WHAT TO WORK ON
Reproduce each of the rows below word for word, with nothing changed.

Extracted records
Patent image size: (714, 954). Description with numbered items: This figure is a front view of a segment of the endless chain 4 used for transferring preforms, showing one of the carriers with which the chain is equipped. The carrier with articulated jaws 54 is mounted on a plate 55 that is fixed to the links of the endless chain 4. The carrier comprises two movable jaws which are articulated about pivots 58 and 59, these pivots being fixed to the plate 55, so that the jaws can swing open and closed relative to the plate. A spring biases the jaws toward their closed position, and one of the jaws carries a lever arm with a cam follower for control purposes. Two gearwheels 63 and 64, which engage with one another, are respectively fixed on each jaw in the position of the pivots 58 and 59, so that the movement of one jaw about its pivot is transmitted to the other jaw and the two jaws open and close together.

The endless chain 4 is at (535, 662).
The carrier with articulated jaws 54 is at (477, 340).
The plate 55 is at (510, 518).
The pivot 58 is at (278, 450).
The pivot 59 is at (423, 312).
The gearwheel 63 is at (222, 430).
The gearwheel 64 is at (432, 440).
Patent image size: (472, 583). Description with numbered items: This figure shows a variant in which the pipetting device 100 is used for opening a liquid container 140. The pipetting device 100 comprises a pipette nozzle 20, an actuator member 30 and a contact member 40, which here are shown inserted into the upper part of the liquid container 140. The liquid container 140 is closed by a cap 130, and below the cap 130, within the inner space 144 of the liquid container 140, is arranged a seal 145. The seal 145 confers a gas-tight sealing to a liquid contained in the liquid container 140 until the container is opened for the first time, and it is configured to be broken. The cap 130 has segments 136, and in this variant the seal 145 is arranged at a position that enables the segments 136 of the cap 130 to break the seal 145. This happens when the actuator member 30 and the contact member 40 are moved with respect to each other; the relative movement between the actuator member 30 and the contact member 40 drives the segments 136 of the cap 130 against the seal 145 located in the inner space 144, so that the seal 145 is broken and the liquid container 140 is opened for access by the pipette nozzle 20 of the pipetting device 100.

CORRECT RESULT
Patent image size: (714, 954). Description with numbered items: This figure is a front view of a segment of the endless chain 4 used for transferring preforms, showing one of the carriers with which the chain is equipped. The carrier with articulated jaws 54 is mounted on a plate 55 that is fixed to the links of the endless chain 4. The carrier comprises two movable jaws which are articulated about pivots 58 and 59, these pivots being fixed to the plate 55, so that the jaws can swing open and closed relative to the plate. A spring biases the jaws toward their closed position, and one of the jaws carries a lever arm with a cam follower for control purposes. Two gearwheels 63 and 64, which engage with one another, are respectively fixed on each jaw in the position of the pivots 58 and 59, so that the movement of one jaw about its pivot is transmitted to the other jaw and the two jaws open and close together.

The endless chain 4 is at (535, 662).
The carrier with articulated jaws 54 is at (477, 340).
The plate 55 is at (510, 518).
The pivot 58 is at (278, 450).
The pivot 59 is at (423, 312).
The gearwheel 63 is at (222, 430).
The gearwheel 64 is at (432, 440).
Patent image size: (472, 583). Description with numbered items: This figure shows a variant in which the pipetting device 100 is used for opening a liquid container 140. The pipetting device 100 comprises a pipette nozzle 20, an actuator member 30 and a contact member 40, which here are shown inserted into the upper part of the liquid container 140. The liquid container 140 is closed by a cap 130, and below the cap 130, within the inner space 144 of the liquid container 140, is arranged a seal 145. The seal 145 confers a gas-tight sealing to a liquid contained in the liquid container 140 until the container is opened for the first time, and it is configured to be broken. The cap 130 has segments 136, and in this variant the seal 145 is arranged at a position that enables the segments 136 of the cap 130 to break the seal 145. This happens when the actuator member 30 and the contact member 40 are moved with respect to each other; the relative movement between the actuator member 30 and the contact member 40 drives the segments 136 of the cap 130 against the seal 145 located in the inner space 144, so that the seal 145 is broken and the liquid container 140 is opened for access by the pipette nozzle 20 of the pipetting device 100.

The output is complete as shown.